== RECORDS SUPPLIED
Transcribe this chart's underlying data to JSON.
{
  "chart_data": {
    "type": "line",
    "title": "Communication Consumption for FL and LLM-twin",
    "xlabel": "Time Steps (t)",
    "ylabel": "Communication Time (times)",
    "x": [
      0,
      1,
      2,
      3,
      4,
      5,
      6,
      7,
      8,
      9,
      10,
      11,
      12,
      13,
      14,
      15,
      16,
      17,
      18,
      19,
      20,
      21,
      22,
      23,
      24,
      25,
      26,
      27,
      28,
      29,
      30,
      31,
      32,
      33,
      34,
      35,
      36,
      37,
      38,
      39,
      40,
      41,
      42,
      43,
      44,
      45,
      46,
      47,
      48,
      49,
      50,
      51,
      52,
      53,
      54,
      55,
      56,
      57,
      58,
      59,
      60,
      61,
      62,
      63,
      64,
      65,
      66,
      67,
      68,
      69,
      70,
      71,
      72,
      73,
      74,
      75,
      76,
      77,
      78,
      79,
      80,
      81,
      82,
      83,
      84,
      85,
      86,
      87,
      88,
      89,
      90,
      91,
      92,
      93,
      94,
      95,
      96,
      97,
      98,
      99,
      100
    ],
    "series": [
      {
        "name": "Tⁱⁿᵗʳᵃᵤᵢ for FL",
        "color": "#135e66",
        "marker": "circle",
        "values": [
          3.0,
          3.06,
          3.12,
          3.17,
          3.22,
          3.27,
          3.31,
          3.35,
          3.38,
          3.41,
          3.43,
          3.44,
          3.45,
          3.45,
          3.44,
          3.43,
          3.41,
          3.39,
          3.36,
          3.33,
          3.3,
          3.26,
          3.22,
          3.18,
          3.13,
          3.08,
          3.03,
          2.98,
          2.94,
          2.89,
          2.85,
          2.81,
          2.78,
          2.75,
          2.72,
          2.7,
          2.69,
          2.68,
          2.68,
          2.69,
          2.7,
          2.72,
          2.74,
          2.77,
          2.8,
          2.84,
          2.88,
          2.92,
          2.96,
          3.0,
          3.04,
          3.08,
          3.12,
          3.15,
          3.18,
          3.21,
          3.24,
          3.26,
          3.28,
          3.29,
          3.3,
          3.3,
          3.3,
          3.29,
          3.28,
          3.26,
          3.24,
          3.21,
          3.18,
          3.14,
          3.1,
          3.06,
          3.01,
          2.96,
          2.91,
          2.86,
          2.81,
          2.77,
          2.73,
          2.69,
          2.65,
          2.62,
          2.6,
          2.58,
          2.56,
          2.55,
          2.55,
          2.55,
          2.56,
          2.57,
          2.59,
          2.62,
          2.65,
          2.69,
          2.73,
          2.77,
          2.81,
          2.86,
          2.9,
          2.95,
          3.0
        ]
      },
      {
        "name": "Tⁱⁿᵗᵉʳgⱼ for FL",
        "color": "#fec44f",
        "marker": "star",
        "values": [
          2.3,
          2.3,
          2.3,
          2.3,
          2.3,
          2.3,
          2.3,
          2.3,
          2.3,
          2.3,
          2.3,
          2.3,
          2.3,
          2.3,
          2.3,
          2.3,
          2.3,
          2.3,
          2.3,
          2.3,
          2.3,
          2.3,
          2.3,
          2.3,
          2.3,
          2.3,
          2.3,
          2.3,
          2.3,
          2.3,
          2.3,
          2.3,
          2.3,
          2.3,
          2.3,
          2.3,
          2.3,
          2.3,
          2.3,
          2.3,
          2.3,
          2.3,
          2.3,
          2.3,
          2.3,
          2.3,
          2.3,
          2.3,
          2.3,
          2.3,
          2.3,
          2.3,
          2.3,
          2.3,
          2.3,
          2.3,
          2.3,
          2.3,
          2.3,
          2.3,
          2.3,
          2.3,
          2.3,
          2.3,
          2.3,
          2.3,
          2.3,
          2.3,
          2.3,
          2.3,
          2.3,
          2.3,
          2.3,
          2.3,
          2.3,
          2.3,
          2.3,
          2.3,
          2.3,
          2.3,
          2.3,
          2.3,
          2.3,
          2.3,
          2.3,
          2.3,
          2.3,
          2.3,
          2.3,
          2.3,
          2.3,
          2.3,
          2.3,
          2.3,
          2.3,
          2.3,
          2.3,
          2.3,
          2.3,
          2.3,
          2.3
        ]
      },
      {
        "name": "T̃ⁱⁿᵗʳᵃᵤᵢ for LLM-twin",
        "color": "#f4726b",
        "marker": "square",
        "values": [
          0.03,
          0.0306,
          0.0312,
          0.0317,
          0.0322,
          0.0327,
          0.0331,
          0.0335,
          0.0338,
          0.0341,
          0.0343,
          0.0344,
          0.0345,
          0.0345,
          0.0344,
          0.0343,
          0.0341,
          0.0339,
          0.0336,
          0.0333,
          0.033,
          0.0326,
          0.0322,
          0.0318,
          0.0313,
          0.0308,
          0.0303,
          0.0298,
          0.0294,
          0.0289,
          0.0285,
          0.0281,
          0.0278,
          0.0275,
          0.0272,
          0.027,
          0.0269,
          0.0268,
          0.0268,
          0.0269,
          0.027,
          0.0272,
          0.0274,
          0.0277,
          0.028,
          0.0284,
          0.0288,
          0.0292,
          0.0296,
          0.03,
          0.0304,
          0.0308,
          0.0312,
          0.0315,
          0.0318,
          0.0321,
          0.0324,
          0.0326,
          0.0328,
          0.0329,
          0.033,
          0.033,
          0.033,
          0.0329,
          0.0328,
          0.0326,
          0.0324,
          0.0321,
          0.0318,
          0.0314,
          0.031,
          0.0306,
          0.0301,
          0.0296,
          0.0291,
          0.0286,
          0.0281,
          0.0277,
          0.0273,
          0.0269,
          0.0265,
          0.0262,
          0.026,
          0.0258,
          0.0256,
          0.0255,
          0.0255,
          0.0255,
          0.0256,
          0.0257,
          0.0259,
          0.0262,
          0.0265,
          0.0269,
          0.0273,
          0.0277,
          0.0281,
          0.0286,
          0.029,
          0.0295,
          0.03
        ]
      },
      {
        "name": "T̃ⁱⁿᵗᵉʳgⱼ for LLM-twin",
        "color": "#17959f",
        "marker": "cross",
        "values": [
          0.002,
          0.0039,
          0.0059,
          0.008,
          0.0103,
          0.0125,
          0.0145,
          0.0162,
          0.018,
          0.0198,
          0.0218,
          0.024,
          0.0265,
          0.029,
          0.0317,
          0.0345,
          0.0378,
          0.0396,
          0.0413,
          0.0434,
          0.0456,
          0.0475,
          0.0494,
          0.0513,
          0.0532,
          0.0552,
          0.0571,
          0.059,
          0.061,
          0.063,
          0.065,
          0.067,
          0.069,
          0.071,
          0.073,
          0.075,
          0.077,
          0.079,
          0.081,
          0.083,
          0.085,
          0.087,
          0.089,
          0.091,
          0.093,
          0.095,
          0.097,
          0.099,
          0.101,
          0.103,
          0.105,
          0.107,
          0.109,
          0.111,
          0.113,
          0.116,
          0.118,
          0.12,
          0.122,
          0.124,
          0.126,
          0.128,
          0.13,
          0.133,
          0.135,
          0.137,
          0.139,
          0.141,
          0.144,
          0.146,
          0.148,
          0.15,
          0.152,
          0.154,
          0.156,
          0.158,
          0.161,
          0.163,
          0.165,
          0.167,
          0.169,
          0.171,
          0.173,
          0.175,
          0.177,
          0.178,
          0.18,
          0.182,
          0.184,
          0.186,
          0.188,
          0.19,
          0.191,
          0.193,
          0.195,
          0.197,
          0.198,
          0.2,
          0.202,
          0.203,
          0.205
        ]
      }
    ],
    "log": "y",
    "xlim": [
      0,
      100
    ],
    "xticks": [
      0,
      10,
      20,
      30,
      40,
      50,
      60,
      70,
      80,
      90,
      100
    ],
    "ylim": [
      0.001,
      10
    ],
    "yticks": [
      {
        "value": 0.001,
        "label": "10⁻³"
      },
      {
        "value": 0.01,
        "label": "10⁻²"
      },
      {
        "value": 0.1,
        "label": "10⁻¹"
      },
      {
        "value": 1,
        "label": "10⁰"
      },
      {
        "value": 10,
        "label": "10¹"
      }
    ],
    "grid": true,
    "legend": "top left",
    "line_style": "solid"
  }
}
====
INSTRUCTIONS FOR THE TASK: In the records above, collect each line with "Communication".

SOLUTION FOR THIS EXERCISE:
    "title": "Communication Consumption for FL and LLM-twin",
    "ylabel": "Communication Time (times)",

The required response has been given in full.